▶ **EXERCISE DETAILS**
Find and copy every line in the records that includes the string "Analyze".

[Stored records]
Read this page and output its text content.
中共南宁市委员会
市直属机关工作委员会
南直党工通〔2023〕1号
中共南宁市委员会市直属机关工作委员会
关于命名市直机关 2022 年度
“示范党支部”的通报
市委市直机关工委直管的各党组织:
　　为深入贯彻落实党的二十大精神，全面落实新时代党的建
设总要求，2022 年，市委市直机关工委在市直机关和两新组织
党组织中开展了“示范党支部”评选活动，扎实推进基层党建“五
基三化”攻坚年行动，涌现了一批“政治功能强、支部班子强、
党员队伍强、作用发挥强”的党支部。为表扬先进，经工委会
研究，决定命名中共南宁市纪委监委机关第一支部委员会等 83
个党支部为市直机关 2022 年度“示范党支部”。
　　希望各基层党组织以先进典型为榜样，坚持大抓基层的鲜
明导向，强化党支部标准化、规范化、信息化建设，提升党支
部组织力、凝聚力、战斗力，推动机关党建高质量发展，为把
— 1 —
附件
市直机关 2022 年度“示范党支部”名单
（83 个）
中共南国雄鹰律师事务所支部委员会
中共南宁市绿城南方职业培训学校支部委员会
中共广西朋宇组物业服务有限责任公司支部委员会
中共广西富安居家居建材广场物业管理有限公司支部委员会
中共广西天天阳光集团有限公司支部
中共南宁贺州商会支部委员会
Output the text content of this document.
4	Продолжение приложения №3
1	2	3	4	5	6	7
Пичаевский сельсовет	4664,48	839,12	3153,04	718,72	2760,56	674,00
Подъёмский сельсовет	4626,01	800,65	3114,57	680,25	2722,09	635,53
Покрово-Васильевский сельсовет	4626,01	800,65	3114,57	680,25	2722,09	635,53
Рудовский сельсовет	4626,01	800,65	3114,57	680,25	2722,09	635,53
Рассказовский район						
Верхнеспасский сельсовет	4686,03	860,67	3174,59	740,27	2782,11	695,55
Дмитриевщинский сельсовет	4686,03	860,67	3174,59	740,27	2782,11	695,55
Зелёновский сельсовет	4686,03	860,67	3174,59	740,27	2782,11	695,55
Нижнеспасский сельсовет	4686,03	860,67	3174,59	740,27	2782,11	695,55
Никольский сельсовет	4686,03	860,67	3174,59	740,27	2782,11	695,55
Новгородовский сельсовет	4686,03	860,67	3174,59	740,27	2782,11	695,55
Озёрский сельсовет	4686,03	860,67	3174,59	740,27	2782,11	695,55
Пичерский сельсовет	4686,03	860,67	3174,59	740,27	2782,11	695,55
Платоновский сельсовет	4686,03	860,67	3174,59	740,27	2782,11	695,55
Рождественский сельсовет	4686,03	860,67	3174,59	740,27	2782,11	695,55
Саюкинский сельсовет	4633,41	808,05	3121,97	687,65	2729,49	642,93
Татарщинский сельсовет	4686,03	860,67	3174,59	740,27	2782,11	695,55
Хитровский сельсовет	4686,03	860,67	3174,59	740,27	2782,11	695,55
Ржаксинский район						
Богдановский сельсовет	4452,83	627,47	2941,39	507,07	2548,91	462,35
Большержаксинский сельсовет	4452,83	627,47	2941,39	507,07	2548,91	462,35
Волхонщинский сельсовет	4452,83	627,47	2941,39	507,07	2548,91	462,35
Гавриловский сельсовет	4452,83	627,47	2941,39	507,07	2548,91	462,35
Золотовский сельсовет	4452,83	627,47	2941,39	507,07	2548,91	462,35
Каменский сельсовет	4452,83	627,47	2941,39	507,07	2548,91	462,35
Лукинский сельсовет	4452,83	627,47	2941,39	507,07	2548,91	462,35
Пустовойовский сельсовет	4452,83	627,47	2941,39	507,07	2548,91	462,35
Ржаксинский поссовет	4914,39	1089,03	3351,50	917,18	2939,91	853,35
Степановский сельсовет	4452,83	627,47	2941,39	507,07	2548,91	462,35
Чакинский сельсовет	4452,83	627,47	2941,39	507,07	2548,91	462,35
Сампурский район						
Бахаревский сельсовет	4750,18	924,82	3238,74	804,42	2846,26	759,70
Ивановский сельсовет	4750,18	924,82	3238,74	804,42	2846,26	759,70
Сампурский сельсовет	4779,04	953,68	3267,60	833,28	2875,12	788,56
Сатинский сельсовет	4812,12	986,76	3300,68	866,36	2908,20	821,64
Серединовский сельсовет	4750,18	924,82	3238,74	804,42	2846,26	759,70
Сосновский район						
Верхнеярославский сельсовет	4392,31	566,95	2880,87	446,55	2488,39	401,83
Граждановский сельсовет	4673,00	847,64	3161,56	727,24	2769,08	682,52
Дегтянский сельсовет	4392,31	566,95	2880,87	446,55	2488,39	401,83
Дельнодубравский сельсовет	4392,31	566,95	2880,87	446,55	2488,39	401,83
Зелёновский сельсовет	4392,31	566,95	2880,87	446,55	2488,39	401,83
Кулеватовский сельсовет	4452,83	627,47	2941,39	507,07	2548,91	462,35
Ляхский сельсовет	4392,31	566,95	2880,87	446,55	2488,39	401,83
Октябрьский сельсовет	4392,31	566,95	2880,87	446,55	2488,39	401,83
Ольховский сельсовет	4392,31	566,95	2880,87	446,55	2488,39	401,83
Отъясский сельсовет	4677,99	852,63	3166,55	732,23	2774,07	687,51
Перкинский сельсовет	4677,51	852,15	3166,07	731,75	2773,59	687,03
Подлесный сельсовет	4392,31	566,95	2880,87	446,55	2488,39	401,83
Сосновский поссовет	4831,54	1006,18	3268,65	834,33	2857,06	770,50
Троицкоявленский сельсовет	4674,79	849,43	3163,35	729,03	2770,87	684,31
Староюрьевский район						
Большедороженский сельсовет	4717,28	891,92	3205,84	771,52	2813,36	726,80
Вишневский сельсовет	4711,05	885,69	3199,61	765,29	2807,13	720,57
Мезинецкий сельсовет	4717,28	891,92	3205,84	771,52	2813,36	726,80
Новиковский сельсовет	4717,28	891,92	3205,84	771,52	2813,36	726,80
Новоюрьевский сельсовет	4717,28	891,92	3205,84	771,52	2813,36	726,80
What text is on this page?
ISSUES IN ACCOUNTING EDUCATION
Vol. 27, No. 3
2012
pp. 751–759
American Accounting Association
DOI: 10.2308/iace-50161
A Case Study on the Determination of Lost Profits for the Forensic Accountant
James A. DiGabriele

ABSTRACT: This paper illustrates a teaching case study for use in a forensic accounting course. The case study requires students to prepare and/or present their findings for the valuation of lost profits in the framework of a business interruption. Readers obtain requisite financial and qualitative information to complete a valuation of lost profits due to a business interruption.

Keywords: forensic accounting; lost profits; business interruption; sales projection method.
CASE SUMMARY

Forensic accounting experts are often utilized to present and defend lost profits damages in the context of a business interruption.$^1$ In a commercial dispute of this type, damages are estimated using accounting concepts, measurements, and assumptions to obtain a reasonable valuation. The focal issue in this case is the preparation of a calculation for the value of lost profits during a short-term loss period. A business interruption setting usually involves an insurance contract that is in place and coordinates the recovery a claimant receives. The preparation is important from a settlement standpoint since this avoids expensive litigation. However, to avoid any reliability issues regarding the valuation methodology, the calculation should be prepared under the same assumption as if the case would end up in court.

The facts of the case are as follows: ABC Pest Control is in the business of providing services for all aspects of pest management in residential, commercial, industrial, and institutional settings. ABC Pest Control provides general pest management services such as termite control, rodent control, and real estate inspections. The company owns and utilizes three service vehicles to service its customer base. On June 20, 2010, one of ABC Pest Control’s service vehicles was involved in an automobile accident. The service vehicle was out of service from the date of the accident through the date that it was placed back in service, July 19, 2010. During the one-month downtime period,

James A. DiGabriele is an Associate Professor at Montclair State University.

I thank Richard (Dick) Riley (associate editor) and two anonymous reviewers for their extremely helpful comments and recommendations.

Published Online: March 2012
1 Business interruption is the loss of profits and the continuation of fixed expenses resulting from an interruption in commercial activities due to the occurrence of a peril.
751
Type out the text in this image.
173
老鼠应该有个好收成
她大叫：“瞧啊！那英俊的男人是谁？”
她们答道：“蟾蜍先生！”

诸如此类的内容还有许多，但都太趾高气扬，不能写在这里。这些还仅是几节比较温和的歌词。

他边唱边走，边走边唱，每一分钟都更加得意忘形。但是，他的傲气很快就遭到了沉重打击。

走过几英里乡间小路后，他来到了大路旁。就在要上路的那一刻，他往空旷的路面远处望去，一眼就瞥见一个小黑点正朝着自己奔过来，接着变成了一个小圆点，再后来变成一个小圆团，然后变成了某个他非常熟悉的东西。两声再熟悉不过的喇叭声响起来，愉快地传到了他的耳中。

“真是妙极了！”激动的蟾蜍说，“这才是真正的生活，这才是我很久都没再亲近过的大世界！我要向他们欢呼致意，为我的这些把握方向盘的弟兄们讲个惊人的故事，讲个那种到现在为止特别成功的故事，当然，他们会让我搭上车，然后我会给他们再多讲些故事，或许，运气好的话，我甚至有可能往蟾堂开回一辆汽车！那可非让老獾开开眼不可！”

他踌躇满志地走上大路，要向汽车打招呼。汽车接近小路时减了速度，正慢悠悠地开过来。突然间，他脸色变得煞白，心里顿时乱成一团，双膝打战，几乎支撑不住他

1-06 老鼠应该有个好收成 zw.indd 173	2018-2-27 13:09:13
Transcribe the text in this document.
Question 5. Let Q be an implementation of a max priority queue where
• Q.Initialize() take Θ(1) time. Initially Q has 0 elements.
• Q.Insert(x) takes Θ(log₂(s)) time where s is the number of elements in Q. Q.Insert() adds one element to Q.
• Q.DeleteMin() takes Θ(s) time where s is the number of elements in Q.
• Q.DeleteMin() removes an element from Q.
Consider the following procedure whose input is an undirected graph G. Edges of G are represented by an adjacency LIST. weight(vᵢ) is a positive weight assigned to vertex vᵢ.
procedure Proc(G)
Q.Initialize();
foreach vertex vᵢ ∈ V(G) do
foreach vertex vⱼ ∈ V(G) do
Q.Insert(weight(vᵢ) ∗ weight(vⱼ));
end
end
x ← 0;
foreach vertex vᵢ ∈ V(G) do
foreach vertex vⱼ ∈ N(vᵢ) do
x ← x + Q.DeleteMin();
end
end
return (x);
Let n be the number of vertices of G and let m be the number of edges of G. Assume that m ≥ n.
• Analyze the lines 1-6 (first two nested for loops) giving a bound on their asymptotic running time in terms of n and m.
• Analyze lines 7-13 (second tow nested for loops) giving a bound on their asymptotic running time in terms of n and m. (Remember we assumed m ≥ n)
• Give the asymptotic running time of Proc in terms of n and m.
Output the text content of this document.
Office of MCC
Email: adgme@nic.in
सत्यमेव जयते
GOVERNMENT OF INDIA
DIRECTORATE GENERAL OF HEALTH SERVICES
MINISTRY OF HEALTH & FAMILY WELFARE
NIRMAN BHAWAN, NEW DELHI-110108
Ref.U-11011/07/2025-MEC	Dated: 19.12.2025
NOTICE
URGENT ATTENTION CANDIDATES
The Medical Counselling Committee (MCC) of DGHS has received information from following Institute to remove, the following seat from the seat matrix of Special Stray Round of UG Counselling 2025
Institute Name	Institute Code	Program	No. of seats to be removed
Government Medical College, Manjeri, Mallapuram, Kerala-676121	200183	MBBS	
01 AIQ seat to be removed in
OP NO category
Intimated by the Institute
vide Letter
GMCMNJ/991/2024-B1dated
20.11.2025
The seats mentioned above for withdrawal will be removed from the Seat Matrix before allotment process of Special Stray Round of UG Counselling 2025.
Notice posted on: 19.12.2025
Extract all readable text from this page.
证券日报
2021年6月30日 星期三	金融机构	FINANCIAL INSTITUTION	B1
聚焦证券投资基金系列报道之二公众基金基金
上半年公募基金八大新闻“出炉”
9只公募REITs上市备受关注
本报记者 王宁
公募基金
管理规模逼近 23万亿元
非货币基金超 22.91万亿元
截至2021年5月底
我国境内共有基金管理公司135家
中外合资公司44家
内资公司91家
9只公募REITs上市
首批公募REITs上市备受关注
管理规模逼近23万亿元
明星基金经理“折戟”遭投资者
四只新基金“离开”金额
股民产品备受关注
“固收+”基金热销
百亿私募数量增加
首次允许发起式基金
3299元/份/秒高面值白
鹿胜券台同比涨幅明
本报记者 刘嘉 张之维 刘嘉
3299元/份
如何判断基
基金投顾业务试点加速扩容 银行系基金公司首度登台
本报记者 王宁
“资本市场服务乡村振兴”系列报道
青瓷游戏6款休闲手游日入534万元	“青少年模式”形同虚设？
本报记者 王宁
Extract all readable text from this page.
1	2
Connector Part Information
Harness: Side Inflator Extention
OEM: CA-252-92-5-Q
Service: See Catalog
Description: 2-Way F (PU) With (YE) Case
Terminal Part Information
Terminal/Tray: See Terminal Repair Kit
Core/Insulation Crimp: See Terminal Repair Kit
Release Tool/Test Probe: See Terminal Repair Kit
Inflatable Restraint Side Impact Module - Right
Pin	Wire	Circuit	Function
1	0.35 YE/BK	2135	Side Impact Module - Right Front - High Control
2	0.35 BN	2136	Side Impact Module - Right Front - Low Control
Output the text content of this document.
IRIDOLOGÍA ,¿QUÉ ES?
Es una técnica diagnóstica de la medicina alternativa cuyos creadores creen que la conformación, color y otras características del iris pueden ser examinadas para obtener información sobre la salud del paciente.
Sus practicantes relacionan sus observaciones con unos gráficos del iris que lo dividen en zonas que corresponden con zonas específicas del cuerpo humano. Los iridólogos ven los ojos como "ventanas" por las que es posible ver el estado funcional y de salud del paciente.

▶ **THE ANSWER**
• Analyze the lines 1-6 (first two nested for loops) giving a bound on their asymptotic running time in terms of n and m.
• Analyze lines 7-13 (second tow nested for loops) giving a bound on their asymptotic running time in terms of n and m. (Remember we assumed m ≥ n)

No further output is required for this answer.